SHORT TASK ▸
Find all lines in the records that include the word "JSON", and copy them out.

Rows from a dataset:
>>>
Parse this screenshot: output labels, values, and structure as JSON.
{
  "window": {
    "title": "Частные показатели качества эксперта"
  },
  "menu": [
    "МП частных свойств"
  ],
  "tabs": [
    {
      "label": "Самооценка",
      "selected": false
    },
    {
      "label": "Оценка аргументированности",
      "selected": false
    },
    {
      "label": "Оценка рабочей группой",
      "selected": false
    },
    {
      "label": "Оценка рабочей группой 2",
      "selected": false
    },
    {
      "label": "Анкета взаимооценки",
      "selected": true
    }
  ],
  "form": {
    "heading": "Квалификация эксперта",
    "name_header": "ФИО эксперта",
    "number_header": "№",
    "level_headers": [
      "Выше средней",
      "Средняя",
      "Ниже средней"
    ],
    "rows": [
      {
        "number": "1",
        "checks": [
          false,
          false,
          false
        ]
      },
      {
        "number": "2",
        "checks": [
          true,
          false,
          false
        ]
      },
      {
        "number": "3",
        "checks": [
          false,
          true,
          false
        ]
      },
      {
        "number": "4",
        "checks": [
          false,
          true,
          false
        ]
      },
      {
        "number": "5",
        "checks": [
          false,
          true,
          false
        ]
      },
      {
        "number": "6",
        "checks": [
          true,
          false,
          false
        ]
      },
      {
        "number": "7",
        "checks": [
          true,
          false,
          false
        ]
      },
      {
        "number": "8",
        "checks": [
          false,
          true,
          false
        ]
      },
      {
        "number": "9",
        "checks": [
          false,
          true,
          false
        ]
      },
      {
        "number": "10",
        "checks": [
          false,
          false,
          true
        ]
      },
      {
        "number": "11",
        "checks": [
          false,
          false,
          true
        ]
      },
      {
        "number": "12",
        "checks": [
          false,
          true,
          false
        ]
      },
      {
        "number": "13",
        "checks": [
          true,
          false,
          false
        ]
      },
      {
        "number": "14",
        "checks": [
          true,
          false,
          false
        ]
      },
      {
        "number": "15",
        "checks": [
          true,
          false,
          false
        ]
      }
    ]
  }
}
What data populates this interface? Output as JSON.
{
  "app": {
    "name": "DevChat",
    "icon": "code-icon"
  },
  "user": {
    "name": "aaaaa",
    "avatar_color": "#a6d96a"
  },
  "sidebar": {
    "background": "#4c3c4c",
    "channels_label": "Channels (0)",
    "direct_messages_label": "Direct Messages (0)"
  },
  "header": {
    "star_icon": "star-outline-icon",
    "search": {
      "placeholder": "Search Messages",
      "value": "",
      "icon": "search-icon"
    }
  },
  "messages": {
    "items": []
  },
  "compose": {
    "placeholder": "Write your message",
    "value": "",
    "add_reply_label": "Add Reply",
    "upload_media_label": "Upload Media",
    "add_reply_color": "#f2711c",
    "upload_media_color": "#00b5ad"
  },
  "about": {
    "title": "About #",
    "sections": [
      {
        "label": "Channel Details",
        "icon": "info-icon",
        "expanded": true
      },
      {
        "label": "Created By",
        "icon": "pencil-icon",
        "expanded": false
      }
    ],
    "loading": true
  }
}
<<<
ANSWER IN FULL ▸
Parse this screenshot: output labels, values, and structure as JSON.
What data populates this interface? Output as JSON.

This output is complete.